◆ **Task details**
In the listing below, pick out lines with "JSON".

(Records from a collection of figures)
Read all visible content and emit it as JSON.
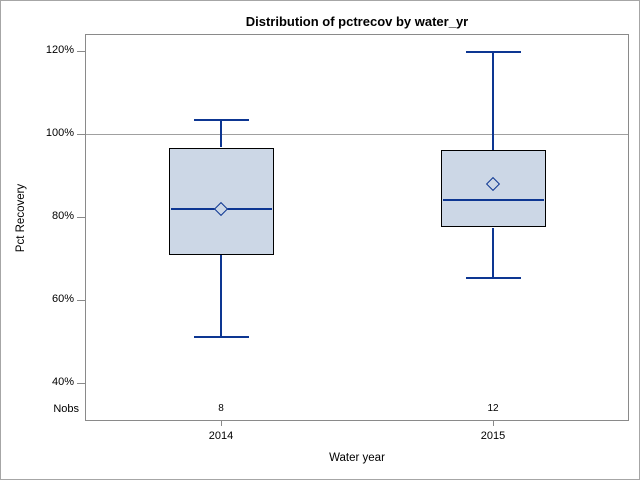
{
  "chart_data": {
    "type": "boxplot",
    "title": "Distribution of pctrecov by water_yr",
    "xlabel": "Water year",
    "ylabel": "Pct Recovery",
    "categories": [
      "2014",
      "2015"
    ],
    "nobs_header": "Nobs",
    "yticks": [
      {
        "value": 40,
        "label": "40%"
      },
      {
        "value": 60,
        "label": "60%"
      },
      {
        "value": 80,
        "label": "80%"
      },
      {
        "value": 100,
        "label": "100%"
      },
      {
        "value": 120,
        "label": "120%"
      }
    ],
    "ylim": [
      30.8,
      124.2
    ],
    "refline": 100,
    "grid": false,
    "legend": "none",
    "series": [
      {
        "category": "2014",
        "nobs": "8",
        "low": 51.0,
        "q1": 71.0,
        "median": 82.0,
        "mean": 82.0,
        "q3": 96.8,
        "high": 103.4
      },
      {
        "category": "2015",
        "nobs": "12",
        "low": 65.2,
        "q1": 77.5,
        "median": 84.1,
        "mean": 87.9,
        "q3": 96.2,
        "high": 119.8
      }
    ],
    "colors": {
      "box_fill": "#ccd7e6",
      "box_border": "#000000",
      "line": "#0d3692",
      "frame": "#8a8a8a",
      "refline": "#a0a0a0",
      "text": "#000000",
      "background": "#ffffff",
      "outer_border": "#a6a6a6"
    }
  }
}
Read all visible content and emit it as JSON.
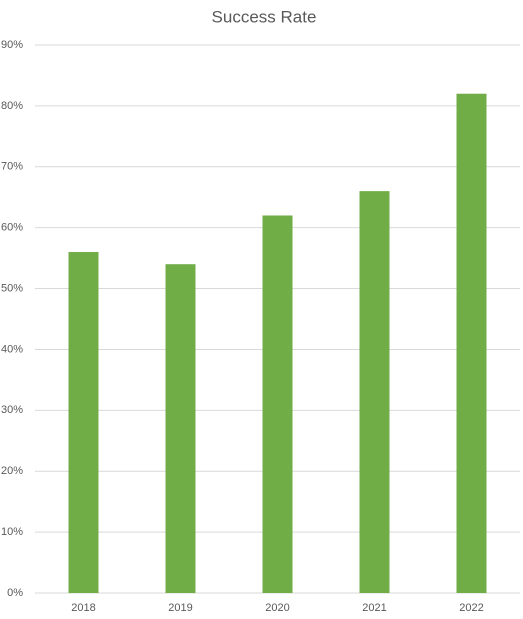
{
  "chart_data": {
    "type": "bar",
    "title": "Success Rate",
    "categories": [
      "2018",
      "2019",
      "2020",
      "2021",
      "2022"
    ],
    "values": [
      56,
      54,
      62,
      66,
      82
    ],
    "color": "#70ad47",
    "ylim": [
      0,
      90
    ],
    "yticks": [
      {
        "value": 0,
        "label": "0%"
      },
      {
        "value": 10,
        "label": "10%"
      },
      {
        "value": 20,
        "label": "20%"
      },
      {
        "value": 30,
        "label": "30%"
      },
      {
        "value": 40,
        "label": "40%"
      },
      {
        "value": 50,
        "label": "50%"
      },
      {
        "value": 60,
        "label": "60%"
      },
      {
        "value": 70,
        "label": "70%"
      },
      {
        "value": 80,
        "label": "80%"
      },
      {
        "value": 90,
        "label": "90%"
      }
    ],
    "grid": true
  }
}
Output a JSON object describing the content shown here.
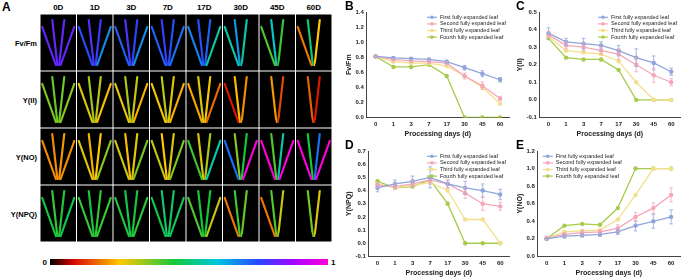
{
  "panel_a": {
    "title": "A",
    "columns": [
      "0D",
      "1D",
      "3D",
      "7D",
      "17D",
      "30D",
      "45D",
      "60D"
    ],
    "rows": [
      "Fv/Fm",
      "Y(II)",
      "Y(NO)",
      "Y(NPQ)"
    ],
    "colorbar": {
      "range": [
        0,
        1
      ],
      "ticks": [
        0,
        1
      ]
    }
  },
  "chart_data": [
    {
      "type": "line",
      "title": "B",
      "x_label": "Processing days (d)",
      "y_label": "Fv/Fm",
      "categories": [
        0,
        1,
        3,
        7,
        17,
        30,
        45,
        60
      ],
      "ylim": [
        0,
        1.4
      ],
      "yticks": [
        {
          "value": 0,
          "label": "0.0"
        },
        0.2,
        0.4,
        0.6,
        0.8,
        {
          "value": 1,
          "label": "1.0"
        },
        1.2,
        1.4
      ],
      "grid": false,
      "legend": "top right",
      "marker": "circle",
      "series": [
        {
          "name": "First fully expanded leaf",
          "color": "#8fa5dc",
          "values": [
            0.81,
            0.79,
            0.78,
            0.77,
            0.74,
            0.66,
            0.58,
            0.5
          ],
          "errors": [
            0.01,
            0.01,
            0.01,
            0.01,
            0.02,
            0.03,
            0.04,
            0.03
          ]
        },
        {
          "name": "Second fully expanded leaf",
          "color": "#f5a7b8",
          "values": [
            0.81,
            0.77,
            0.75,
            0.74,
            0.72,
            0.55,
            0.42,
            0.25
          ],
          "errors": [
            0.01,
            0.01,
            0.01,
            0.02,
            0.02,
            0.04,
            0.05,
            0.03
          ]
        },
        {
          "name": "Third fully expanded leaf",
          "color": "#f3df8c",
          "values": [
            0.81,
            0.74,
            0.72,
            0.72,
            0.68,
            0.55,
            0.4,
            0.18
          ]
        },
        {
          "name": "Fourth fully expanded leaf",
          "color": "#a6cb4b",
          "values": [
            0.81,
            0.67,
            0.67,
            0.7,
            0.55,
            0,
            0,
            0
          ]
        }
      ]
    },
    {
      "type": "line",
      "title": "C",
      "x_label": "Processing days (d)",
      "y_label": "Y(II)",
      "categories": [
        0,
        1,
        3,
        7,
        17,
        30,
        45,
        60
      ],
      "ylim": [
        -0.1,
        0.5
      ],
      "yticks": [
        -0.1,
        {
          "value": 0,
          "label": "0.0"
        },
        0.1,
        0.2,
        0.3,
        0.4,
        0.5
      ],
      "grid": false,
      "legend": "top right",
      "marker": "circle",
      "series": [
        {
          "name": "First fully expanded leaf",
          "color": "#8fa5dc",
          "values": [
            0.38,
            0.33,
            0.32,
            0.31,
            0.28,
            0.24,
            0.21,
            0.16
          ],
          "errors": [
            0.03,
            0.02,
            0.03,
            0.02,
            0.03,
            0.05,
            0.04,
            0.02
          ]
        },
        {
          "name": "Second fully expanded leaf",
          "color": "#f5a7b8",
          "values": [
            0.37,
            0.31,
            0.3,
            0.28,
            0.26,
            0.2,
            0.14,
            0.1
          ],
          "errors": [
            0.02,
            0.02,
            0.02,
            0.02,
            0.03,
            0.04,
            0.04,
            0.02
          ]
        },
        {
          "name": "Third fully expanded leaf",
          "color": "#f3df8c",
          "values": [
            0.36,
            0.28,
            0.27,
            0.26,
            0.22,
            0.1,
            0,
            0
          ]
        },
        {
          "name": "Fourth fully expanded leaf",
          "color": "#a6cb4b",
          "values": [
            0.35,
            0.24,
            0.23,
            0.23,
            0.17,
            0,
            0,
            0
          ]
        }
      ]
    },
    {
      "type": "line",
      "title": "D",
      "x_label": "Processing days (d)",
      "y_label": "Y(NPQ)",
      "categories": [
        0,
        1,
        3,
        7,
        17,
        30,
        45,
        60
      ],
      "ylim": [
        -0.1,
        0.7
      ],
      "yticks": [
        -0.1,
        {
          "value": 0,
          "label": "0.0"
        },
        0.1,
        0.2,
        0.3,
        0.4,
        0.5,
        0.6,
        0.7
      ],
      "grid": false,
      "legend": "top right",
      "marker": "circle",
      "series": [
        {
          "name": "First fully expanded leaf",
          "color": "#8fa5dc",
          "values": [
            0.42,
            0.45,
            0.47,
            0.5,
            0.45,
            0.42,
            0.4,
            0.37
          ],
          "errors": [
            0.03,
            0.03,
            0.04,
            0.08,
            0.03,
            0.05,
            0.05,
            0.04
          ]
        },
        {
          "name": "Second fully expanded leaf",
          "color": "#f5a7b8",
          "values": [
            0.44,
            0.43,
            0.45,
            0.48,
            0.45,
            0.38,
            0.3,
            0.28
          ],
          "errors": [
            0.02,
            0.02,
            0.03,
            0.03,
            0.03,
            0.04,
            0.05,
            0.03
          ]
        },
        {
          "name": "Third fully expanded leaf",
          "color": "#f3df8c",
          "values": [
            0.45,
            0.42,
            0.44,
            0.46,
            0.4,
            0.18,
            0.18,
            0
          ]
        },
        {
          "name": "Fourth fully expanded leaf",
          "color": "#a6cb4b",
          "values": [
            0.47,
            0.42,
            0.43,
            0.48,
            0.3,
            0,
            0,
            0
          ]
        }
      ]
    },
    {
      "type": "line",
      "title": "E",
      "x_label": "Processing days (d)",
      "y_label": "Y(NO)",
      "categories": [
        0,
        1,
        3,
        7,
        17,
        30,
        45,
        60
      ],
      "ylim": [
        0,
        1.2
      ],
      "yticks": [
        {
          "value": 0,
          "label": "0.0"
        },
        0.2,
        0.4,
        0.6,
        0.8,
        {
          "value": 1,
          "label": "1.0"
        },
        1.2
      ],
      "grid": false,
      "legend": "top left",
      "marker": "circle",
      "series": [
        {
          "name": "First fully expanded leaf",
          "color": "#8fa5dc",
          "values": [
            0.2,
            0.23,
            0.24,
            0.25,
            0.28,
            0.35,
            0.4,
            0.45
          ],
          "errors": [
            0.01,
            0.02,
            0.02,
            0.02,
            0.03,
            0.06,
            0.08,
            0.08
          ]
        },
        {
          "name": "Second fully expanded leaf",
          "color": "#f5a7b8",
          "values": [
            0.21,
            0.25,
            0.27,
            0.28,
            0.32,
            0.45,
            0.55,
            0.7
          ],
          "errors": [
            0.02,
            0.02,
            0.03,
            0.02,
            0.04,
            0.05,
            0.06,
            0.08
          ]
        },
        {
          "name": "Third fully expanded leaf",
          "color": "#f3df8c",
          "values": [
            0.2,
            0.28,
            0.29,
            0.3,
            0.42,
            0.7,
            1.0,
            1.0
          ]
        },
        {
          "name": "Fourth fully expanded leaf",
          "color": "#a6cb4b",
          "values": [
            0.2,
            0.35,
            0.37,
            0.36,
            0.55,
            1.0,
            1.0,
            1.0
          ]
        }
      ]
    }
  ]
}
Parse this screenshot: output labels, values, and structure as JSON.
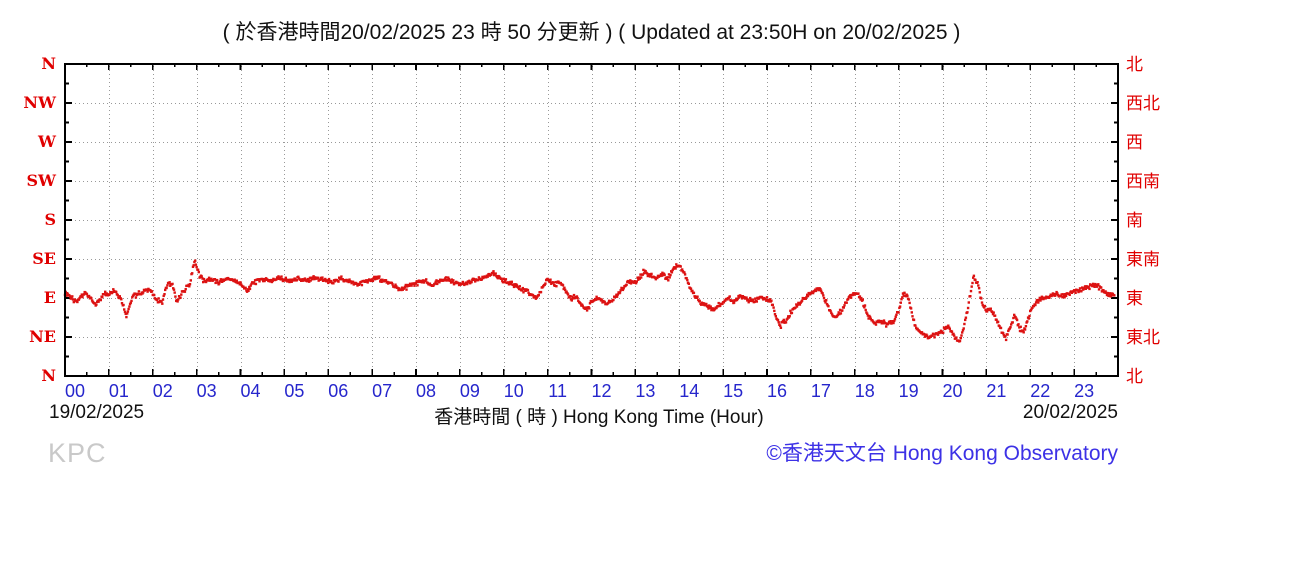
{
  "title": "( 於香港時間20/02/2025 23 時 50 分更新 ) ( Updated at 23:50H on 20/02/2025 )",
  "watermark": "KPC",
  "footer": {
    "date_left": "19/02/2025",
    "date_right": "20/02/2025",
    "xaxis_label": "香港時間 ( 時 )  Hong Kong Time (Hour)",
    "copyright": "©香港天文台 Hong Kong Observatory"
  },
  "colors": {
    "data_red": "#DC1212",
    "axis_label_red": "#E00000",
    "hour_label_blue": "#2626CC",
    "copyright_blue": "#3C31E6",
    "watermark_gray": "#C9C9C9",
    "grid_gray": "#999999",
    "axis_black": "#000000"
  },
  "chart_data": {
    "type": "scatter",
    "title": "( 於香港時間20/02/2025 23 時 50 分更新 ) ( Updated at 23:50H on 20/02/2025 )",
    "x": {
      "label": "香港時間 ( 時 )  Hong Kong Time (Hour)",
      "range": [
        0,
        24
      ],
      "ticks": [
        "00",
        "01",
        "02",
        "03",
        "04",
        "05",
        "06",
        "07",
        "08",
        "09",
        "10",
        "11",
        "12",
        "13",
        "14",
        "15",
        "16",
        "17",
        "18",
        "19",
        "20",
        "21",
        "22",
        "23"
      ],
      "date_start": "19/02/2025",
      "date_end": "20/02/2025"
    },
    "y": {
      "unit": "wind direction (degrees, compass points)",
      "range": [
        0,
        360
      ],
      "left_labels": [
        "N",
        "NW",
        "W",
        "SW",
        "S",
        "SE",
        "E",
        "NE",
        "N"
      ],
      "right_labels": [
        "北",
        "西北",
        "西",
        "西南",
        "南",
        "東南",
        "東",
        "東北",
        "北"
      ],
      "levels_degrees": [
        360,
        315,
        270,
        225,
        180,
        135,
        90,
        45,
        0
      ]
    },
    "grid": true,
    "legend": false,
    "series": [
      {
        "name": "wind_direction",
        "marker": "square",
        "color": "#DC1212",
        "points": [
          [
            0.0,
            97
          ],
          [
            0.1,
            92
          ],
          [
            0.27,
            85
          ],
          [
            0.45,
            97
          ],
          [
            0.6,
            88
          ],
          [
            0.7,
            82
          ],
          [
            0.85,
            93
          ],
          [
            1.0,
            96
          ],
          [
            1.1,
            99
          ],
          [
            1.25,
            92
          ],
          [
            1.4,
            71
          ],
          [
            1.55,
            92
          ],
          [
            1.7,
            95
          ],
          [
            1.9,
            101
          ],
          [
            2.05,
            90
          ],
          [
            2.2,
            84
          ],
          [
            2.35,
            108
          ],
          [
            2.45,
            105
          ],
          [
            2.55,
            86
          ],
          [
            2.7,
            98
          ],
          [
            2.85,
            106
          ],
          [
            2.95,
            133
          ],
          [
            3.05,
            118
          ],
          [
            3.15,
            110
          ],
          [
            3.3,
            112
          ],
          [
            3.5,
            108
          ],
          [
            3.7,
            112
          ],
          [
            3.9,
            109
          ],
          [
            4.05,
            105
          ],
          [
            4.15,
            98
          ],
          [
            4.3,
            108
          ],
          [
            4.5,
            112
          ],
          [
            4.7,
            110
          ],
          [
            4.9,
            113
          ],
          [
            5.1,
            109
          ],
          [
            5.3,
            112
          ],
          [
            5.5,
            110
          ],
          [
            5.7,
            113
          ],
          [
            5.9,
            111
          ],
          [
            6.1,
            108
          ],
          [
            6.3,
            112
          ],
          [
            6.5,
            109
          ],
          [
            6.7,
            106
          ],
          [
            6.9,
            110
          ],
          [
            7.1,
            113
          ],
          [
            7.3,
            110
          ],
          [
            7.5,
            104
          ],
          [
            7.65,
            100
          ],
          [
            7.8,
            103
          ],
          [
            8.0,
            107
          ],
          [
            8.2,
            110
          ],
          [
            8.35,
            104
          ],
          [
            8.5,
            108
          ],
          [
            8.7,
            112
          ],
          [
            8.9,
            108
          ],
          [
            9.1,
            106
          ],
          [
            9.3,
            110
          ],
          [
            9.5,
            112
          ],
          [
            9.75,
            120
          ],
          [
            9.9,
            112
          ],
          [
            10.1,
            108
          ],
          [
            10.3,
            104
          ],
          [
            10.5,
            98
          ],
          [
            10.75,
            90
          ],
          [
            10.9,
            103
          ],
          [
            11.0,
            112
          ],
          [
            11.15,
            105
          ],
          [
            11.3,
            108
          ],
          [
            11.45,
            95
          ],
          [
            11.55,
            88
          ],
          [
            11.65,
            92
          ],
          [
            11.75,
            82
          ],
          [
            11.9,
            76
          ],
          [
            12.0,
            85
          ],
          [
            12.1,
            90
          ],
          [
            12.2,
            88
          ],
          [
            12.35,
            82
          ],
          [
            12.5,
            88
          ],
          [
            12.6,
            95
          ],
          [
            12.75,
            103
          ],
          [
            12.9,
            110
          ],
          [
            13.0,
            108
          ],
          [
            13.1,
            115
          ],
          [
            13.2,
            120
          ],
          [
            13.35,
            116
          ],
          [
            13.5,
            112
          ],
          [
            13.6,
            118
          ],
          [
            13.75,
            113
          ],
          [
            13.9,
            126
          ],
          [
            14.0,
            128
          ],
          [
            14.1,
            120
          ],
          [
            14.2,
            108
          ],
          [
            14.35,
            93
          ],
          [
            14.5,
            84
          ],
          [
            14.65,
            80
          ],
          [
            14.8,
            78
          ],
          [
            14.95,
            84
          ],
          [
            15.1,
            90
          ],
          [
            15.25,
            86
          ],
          [
            15.4,
            92
          ],
          [
            15.55,
            88
          ],
          [
            15.7,
            86
          ],
          [
            15.85,
            90
          ],
          [
            16.0,
            89
          ],
          [
            16.1,
            86
          ],
          [
            16.2,
            70
          ],
          [
            16.3,
            58
          ],
          [
            16.45,
            65
          ],
          [
            16.6,
            78
          ],
          [
            16.75,
            85
          ],
          [
            16.9,
            92
          ],
          [
            17.05,
            97
          ],
          [
            17.2,
            101
          ],
          [
            17.35,
            85
          ],
          [
            17.5,
            70
          ],
          [
            17.6,
            68
          ],
          [
            17.75,
            80
          ],
          [
            17.9,
            92
          ],
          [
            18.05,
            96
          ],
          [
            18.15,
            90
          ],
          [
            18.3,
            70
          ],
          [
            18.45,
            60
          ],
          [
            18.6,
            62
          ],
          [
            18.75,
            60
          ],
          [
            18.9,
            63
          ],
          [
            19.0,
            75
          ],
          [
            19.1,
            93
          ],
          [
            19.2,
            95
          ],
          [
            19.3,
            72
          ],
          [
            19.4,
            55
          ],
          [
            19.55,
            48
          ],
          [
            19.7,
            45
          ],
          [
            19.85,
            48
          ],
          [
            20.0,
            52
          ],
          [
            20.13,
            58
          ],
          [
            20.25,
            46
          ],
          [
            20.4,
            40
          ],
          [
            20.55,
            70
          ],
          [
            20.7,
            114
          ],
          [
            20.8,
            108
          ],
          [
            20.9,
            85
          ],
          [
            21.0,
            76
          ],
          [
            21.1,
            78
          ],
          [
            21.2,
            68
          ],
          [
            21.35,
            52
          ],
          [
            21.45,
            44
          ],
          [
            21.55,
            58
          ],
          [
            21.65,
            70
          ],
          [
            21.75,
            55
          ],
          [
            21.85,
            52
          ],
          [
            21.95,
            65
          ],
          [
            22.05,
            80
          ],
          [
            22.15,
            86
          ],
          [
            22.3,
            90
          ],
          [
            22.45,
            92
          ],
          [
            22.6,
            94
          ],
          [
            22.75,
            92
          ],
          [
            22.9,
            95
          ],
          [
            23.05,
            98
          ],
          [
            23.2,
            100
          ],
          [
            23.35,
            103
          ],
          [
            23.5,
            106
          ],
          [
            23.65,
            98
          ],
          [
            23.8,
            94
          ],
          [
            23.92,
            93
          ]
        ]
      }
    ]
  }
}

◆ **Full answer**
Read all visible content and emit it as JSON.
Read all visible content and emit it as JSON.
Output a JSON object describing the content shown here.
Parse this screenshot: output labels, values, and structure as JSON.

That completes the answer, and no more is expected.